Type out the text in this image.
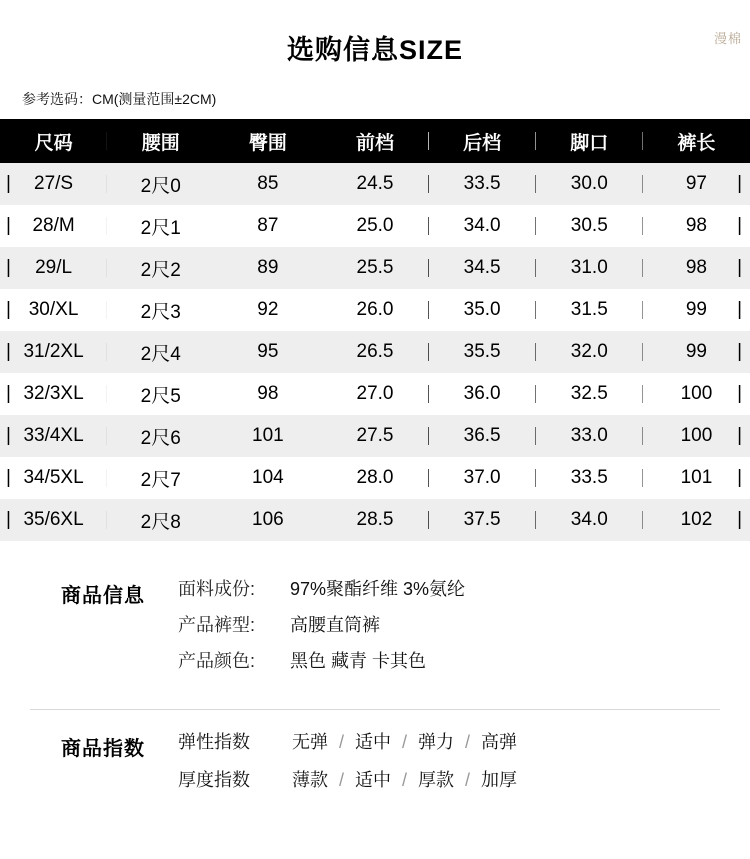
漫棉
选购信息SIZE
参考选码：CM(测量范围±2CM)
尺码	腰围	臀围	前档	后档	脚口	裤长

| 27/S	2尺0	85	24.5	33.5	30.0	97 |

| 28/M	2尺1	87	25.0	34.0	30.5	98 |

| 29/L	2尺2	89	25.5	34.5	31.0	98 |

| 30/XL	2尺3	92	26.0	35.0	31.5	99 |

| 31/2XL	2尺4	95	26.5	35.5	32.0	99 |

| 32/3XL	2尺5	98	27.0	36.0	32.5	100 |

| 33/4XL	2尺6	101	27.5	36.5	33.0	100 |

| 34/5XL	2尺7	104	28.0	37.0	33.5	101 |

| 35/6XL	2尺8	106	28.5	37.5	34.0	102 |
商品信息	面料成份:	97%聚酯纤维 3%氨纶
产品裤型:	高腰直筒裤
产品颜色:	黑色 藏青 卡其色
商品指数	弹性指数	无弹 / 适中 / 弹力 / 高弹
厚度指数	薄款 / 适中 / 厚款 / 加厚
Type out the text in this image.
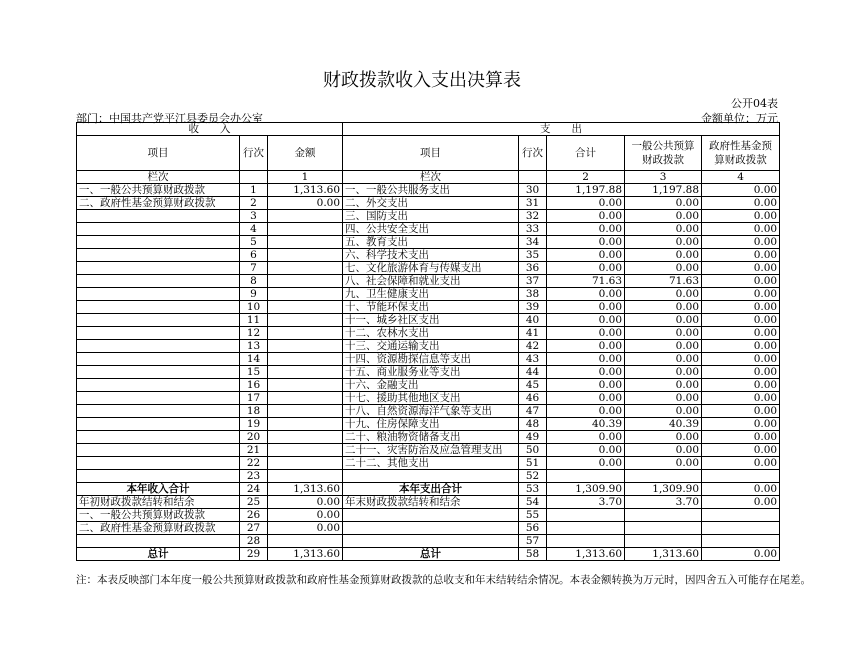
财政拨款收入支出决算表
公开04表
部门：中国共产党平江县委员会办公室	金额单位：万元
收　　入			支　　出				
项目	行次	金额	项目	行次	合计	一般公共预算财政拨款	政府性基金预算财政拨款
栏次		1	栏次		2	3	4
一、一般公共预算财政拨款	1	1,313.60	一、一般公共服务支出	30	1,197.88	1,197.88	0.00
二、政府性基金预算财政拨款	2	0.00	二、外交支出	31	0.00	0.00	0.00
	3		三、国防支出	32	0.00	0.00	0.00
	4		四、公共安全支出	33	0.00	0.00	0.00
	5		五、教育支出	34	0.00	0.00	0.00
	6		六、科学技术支出	35	0.00	0.00	0.00
	7		七、文化旅游体育与传媒支出	36	0.00	0.00	0.00
	8		八、社会保障和就业支出	37	71.63	71.63	0.00
	9		九、卫生健康支出	38	0.00	0.00	0.00
	10		十、节能环保支出	39	0.00	0.00	0.00
	11		十一、城乡社区支出	40	0.00	0.00	0.00
	12		十二、农林水支出	41	0.00	0.00	0.00
	13		十三、交通运输支出	42	0.00	0.00	0.00
	14		十四、资源勘探信息等支出	43	0.00	0.00	0.00
	15		十五、商业服务业等支出	44	0.00	0.00	0.00
	16		十六、金融支出	45	0.00	0.00	0.00
	17		十七、援助其他地区支出	46	0.00	0.00	0.00
	18		十八、自然资源海洋气象等支出	47	0.00	0.00	0.00
	19		十九、住房保障支出	48	40.39	40.39	0.00
	20		二十、粮油物资储备支出	49	0.00	0.00	0.00
	21		二十一、灾害防治及应急管理支出	50	0.00	0.00	0.00
	22		二十二、其他支出	51	0.00	0.00	0.00
	23			52			
本年收入合计	24	1,313.60	本年支出合计	53	1,309.90	1,309.90	0.00
年初财政拨款结转和结余	25	0.00	年末财政拨款结转和结余	54	3.70	3.70	0.00
一、一般公共预算财政拨款	26	0.00		55			
二、政府性基金预算财政拨款	27	0.00		56			
	28			57			
总计	29	1,313.60	总计	58	1,313.60	1,313.60	0.00
注：本表反映部门本年度一般公共预算财政拨款和政府性基金预算财政拨款的总收支和年末结转结余情况。本表金额转换为万元时，因四舍五入可能存在尾差。
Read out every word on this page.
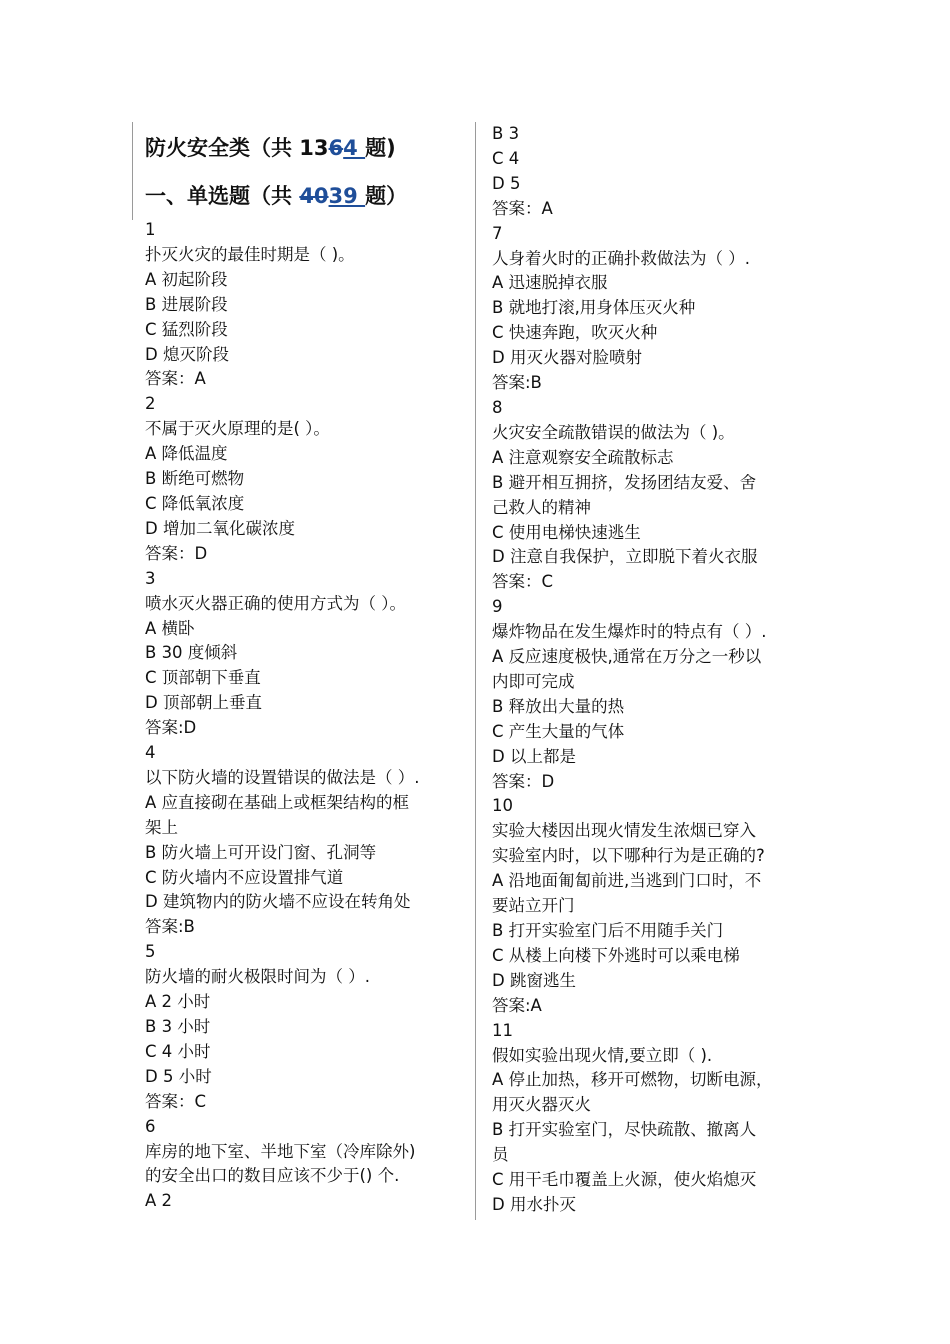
防火安全类（共 1364 题)
一、单选题（共 4039 题）
1
扑灭火灾的最佳时期是（ )。
A 初起阶段
B 进展阶段
C 猛烈阶段
D 熄灭阶段
答案：A
2
不属于灭火原理的是( ）。
A 降低温度
B 断绝可燃物
C 降低氧浓度
D 增加二氧化碳浓度
答案：D
3
喷水灭火器正确的使用方式为（ ）。
A 横卧
B 30 度倾斜
C 顶部朝下垂直
D 顶部朝上垂直
答案:D
4
以下防火墙的设置错误的做法是（ ）.
A 应直接砌在基础上或框架结构的框
架上
B 防火墙上可开设门窗、孔洞等
C 防火墙内不应设置排气道
D 建筑物内的防火墙不应设在转角处
答案:B
5
防火墙的耐火极限时间为（ ）.
A 2 小时
B 3 小时
C 4 小时
D 5 小时
答案：C
6
库房的地下室、半地下室（冷库除外)
的安全出口的数目应该不少于() 个.
A 2
B 3
C 4
D 5
答案：A
7
人身着火时的正确扑救做法为（ ）.
A 迅速脱掉衣服
B 就地打滚,用身体压灭火种
C 快速奔跑，吹灭火种
D 用灭火器对脸喷射
答案:B
8
火灾安全疏散错误的做法为（ )。
A 注意观察安全疏散标志
B 避开相互拥挤，发扬团结友爱、舍
己救人的精神
C 使用电梯快速逃生
D 注意自我保护，立即脱下着火衣服
答案：C
9
爆炸物品在发生爆炸时的特点有（ ）.
A 反应速度极快,通常在万分之一秒以
内即可完成
B 释放出大量的热
C 产生大量的气体
D 以上都是
答案：D
10
实验大楼因出现火情发生浓烟已穿入
实验室内时，以下哪种行为是正确的?
A 沿地面匍匐前进,当逃到门口时，不
要站立开门
B 打开实验室门后不用随手关门
C 从楼上向楼下外逃时可以乘电梯
D 跳窗逃生
答案:A
11
假如实验出现火情,要立即（ ).
A 停止加热，移开可燃物，切断电源，
用灭火器灭火
B 打开实验室门，尽快疏散、撤离人
员
C 用干毛巾覆盖上火源，使火焰熄灭
D 用水扑灭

---*---

**PROBLEM DETAILS**
Omit the pictures and output all of the other material exactly.

**FINAL RESULT**
Type out the text in this image.
漫棉
选购信息SIZE
参考选码：CM(测量范围±2CM)
尺码	腰围	臀围	前档	后档	脚口	裤长

| 27/S	2尺0	85	24.5	33.5	30.0	97 |

| 28/M	2尺1	87	25.0	34.0	30.5	98 |

| 29/L	2尺2	89	25.5	34.5	31.0	98 |

| 30/XL	2尺3	92	26.0	35.0	31.5	99 |

| 31/2XL	2尺4	95	26.5	35.5	32.0	99 |

| 32/3XL	2尺5	98	27.0	36.0	32.5	100 |

| 33/4XL	2尺6	101	27.5	36.5	33.0	100 |

| 34/5XL	2尺7	104	28.0	37.0	33.5	101 |

| 35/6XL	2尺8	106	28.5	37.5	34.0	102 |
商品信息	面料成份:	97%聚酯纤维 3%氨纶
产品裤型:	高腰直筒裤
产品颜色:	黑色 藏青 卡其色
商品指数	弹性指数	无弹 / 适中 / 弹力 / 高弹
厚度指数	薄款 / 适中 / 厚款 / 加厚
Type out the text in this image.
财政拨款收入支出决算表
公开04表
部门：中国共产党平江县委员会办公室	金额单位：万元
收　　入			支　　出				
项目	行次	金额	项目	行次	合计	一般公共预算财政拨款	政府性基金预算财政拨款
栏次		1	栏次		2	3	4
一、一般公共预算财政拨款	1	1,313.60	一、一般公共服务支出	30	1,197.88	1,197.88	0.00
二、政府性基金预算财政拨款	2	0.00	二、外交支出	31	0.00	0.00	0.00
	3		三、国防支出	32	0.00	0.00	0.00
	4		四、公共安全支出	33	0.00	0.00	0.00
	5		五、教育支出	34	0.00	0.00	0.00
	6		六、科学技术支出	35	0.00	0.00	0.00
	7		七、文化旅游体育与传媒支出	36	0.00	0.00	0.00
	8		八、社会保障和就业支出	37	71.63	71.63	0.00
	9		九、卫生健康支出	38	0.00	0.00	0.00
	10		十、节能环保支出	39	0.00	0.00	0.00
	11		十一、城乡社区支出	40	0.00	0.00	0.00
	12		十二、农林水支出	41	0.00	0.00	0.00
	13		十三、交通运输支出	42	0.00	0.00	0.00
	14		十四、资源勘探信息等支出	43	0.00	0.00	0.00
	15		十五、商业服务业等支出	44	0.00	0.00	0.00
	16		十六、金融支出	45	0.00	0.00	0.00
	17		十七、援助其他地区支出	46	0.00	0.00	0.00
	18		十八、自然资源海洋气象等支出	47	0.00	0.00	0.00
	19		十九、住房保障支出	48	40.39	40.39	0.00
	20		二十、粮油物资储备支出	49	0.00	0.00	0.00
	21		二十一、灾害防治及应急管理支出	50	0.00	0.00	0.00
	22		二十二、其他支出	51	0.00	0.00	0.00
	23			52			
本年收入合计	24	1,313.60	本年支出合计	53	1,309.90	1,309.90	0.00
年初财政拨款结转和结余	25	0.00	年末财政拨款结转和结余	54	3.70	3.70	0.00
一、一般公共预算财政拨款	26	0.00		55			
二、政府性基金预算财政拨款	27	0.00		56			
	28			57			
总计	29	1,313.60	总计	58	1,313.60	1,313.60	0.00
注：本表反映部门本年度一般公共预算财政拨款和政府性基金预算财政拨款的总收支和年末结转结余情况。本表金额转换为万元时，因四舍五入可能存在尾差。
Read out every word on this page.
防火安全类（共 1364 题)
一、单选题（共 4039 题）
1
扑灭火灾的最佳时期是（ )。
A 初起阶段
B 进展阶段
C 猛烈阶段
D 熄灭阶段
答案：A
2
不属于灭火原理的是( ）。
A 降低温度
B 断绝可燃物
C 降低氧浓度
D 增加二氧化碳浓度
答案：D
3
喷水灭火器正确的使用方式为（ ）。
A 横卧
B 30 度倾斜
C 顶部朝下垂直
D 顶部朝上垂直
答案:D
4
以下防火墙的设置错误的做法是（ ）.
A 应直接砌在基础上或框架结构的框
架上
B 防火墙上可开设门窗、孔洞等
C 防火墙内不应设置排气道
D 建筑物内的防火墙不应设在转角处
答案:B
5
防火墙的耐火极限时间为（ ）.
A 2 小时
B 3 小时
C 4 小时
D 5 小时
答案：C
6
库房的地下室、半地下室（冷库除外)
的安全出口的数目应该不少于() 个.
A 2
B 3
C 4
D 5
答案：A
7
人身着火时的正确扑救做法为（ ）.
A 迅速脱掉衣服
B 就地打滚,用身体压灭火种
C 快速奔跑，吹灭火种
D 用灭火器对脸喷射
答案:B
8
火灾安全疏散错误的做法为（ )。
A 注意观察安全疏散标志
B 避开相互拥挤，发扬团结友爱、舍
己救人的精神
C 使用电梯快速逃生
D 注意自我保护，立即脱下着火衣服
答案：C
9
爆炸物品在发生爆炸时的特点有（ ）.
A 反应速度极快,通常在万分之一秒以
内即可完成
B 释放出大量的热
C 产生大量的气体
D 以上都是
答案：D
10
实验大楼因出现火情发生浓烟已穿入
实验室内时，以下哪种行为是正确的?
A 沿地面匍匐前进,当逃到门口时，不
要站立开门
B 打开实验室门后不用随手关门
C 从楼上向楼下外逃时可以乘电梯
D 跳窗逃生
答案:A
11
假如实验出现火情,要立即（ ).
A 停止加热，移开可燃物，切断电源，
用灭火器灭火
B 打开实验室门，尽快疏散、撤离人
员
C 用干毛巾覆盖上火源，使火焰熄灭
D 用水扑灭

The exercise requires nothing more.